-- Hasil yang Diminta --
Jawablah pertanyaan berikut berdasarkan kutipan tentang kasus penembakan Laskar FPI di bawah ini.
1. Pada hari dan tanggal berapa kutipan ini diterbitkan?
2. Di lokasi mana kepolisian melakukan rekonstruksi kejadian?
3. Era apa yang disebut sebagai masa ketika semua orang seolah bebas membuat narasi?

Bersama Kawal Kasus Penembakan Laskar FPI

Selasa, 15 Desember 2020 - 05:08 WIB
Kepolisian melakukan re konstruksi kasus penembakan enam anggota Laskar Front Pembela Islam (FPI) di Km 50 Tol Jakarta-Cikampek, Minggu (13/12/2020) (Ilustrasi: Koran Sindo/Wawan Bastian)
MINGGU (13/12) malam, kepolisian mulai membuka pintu transparansi kasus penembakan enam anggota Laskar Front Pembela Islam (FPI) lewat rekonstruksi kejadian di Km 50 Tol Jakarta-Cikampek. Kendati bisa dibilang lambat, langkah kepolisian ini setidaknya menjadi starting point untuk menyibak tabir kematian anak buah Habib Rizieq Shihab (HRS) tersebut.

Kaget, geram, dan kecewa kala menyimpulkan pergelaran rekonstruksi adalah wajar. Demikian pula bagi yang berada di balik pendukung kerja polisi, sikap salut, bangga yang mereka ungkapkan adalah hal biasa. Lebih-lebih di era post truth saat ini, semua orang seolah bebas membuat narasi, menginterpretasi dan berupaya memengaruhi opini publik.

-- Informasi yang Ditampilkan --
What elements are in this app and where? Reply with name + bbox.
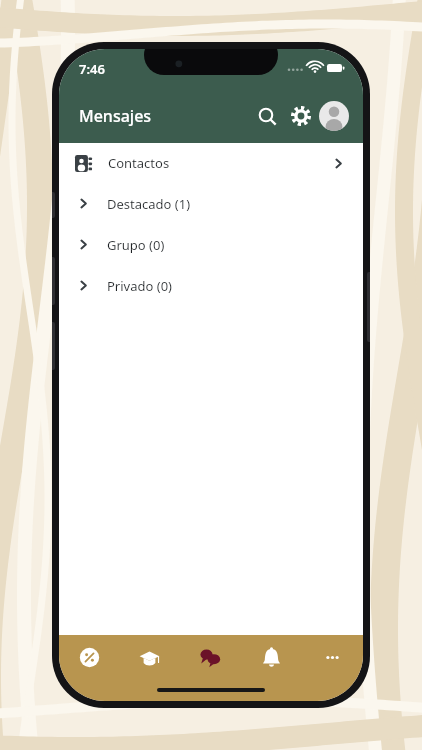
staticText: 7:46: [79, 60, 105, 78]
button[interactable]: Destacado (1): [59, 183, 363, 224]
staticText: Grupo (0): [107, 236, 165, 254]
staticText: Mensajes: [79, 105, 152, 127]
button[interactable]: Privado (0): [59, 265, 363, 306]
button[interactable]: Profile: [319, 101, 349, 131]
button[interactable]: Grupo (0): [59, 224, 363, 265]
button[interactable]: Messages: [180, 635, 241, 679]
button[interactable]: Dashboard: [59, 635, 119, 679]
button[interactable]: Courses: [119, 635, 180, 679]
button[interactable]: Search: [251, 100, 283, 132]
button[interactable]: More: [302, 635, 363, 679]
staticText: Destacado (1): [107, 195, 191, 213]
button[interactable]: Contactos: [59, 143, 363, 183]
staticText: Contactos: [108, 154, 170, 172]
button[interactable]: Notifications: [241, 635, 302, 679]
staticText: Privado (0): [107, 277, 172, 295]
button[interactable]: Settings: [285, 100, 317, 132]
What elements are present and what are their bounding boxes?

-- Hasil Tugas Ini --
1. Selasa, 15 Desember 2020.
2. Di Km 50 Tol Jakarta-Cikampek.
3. Era post truth.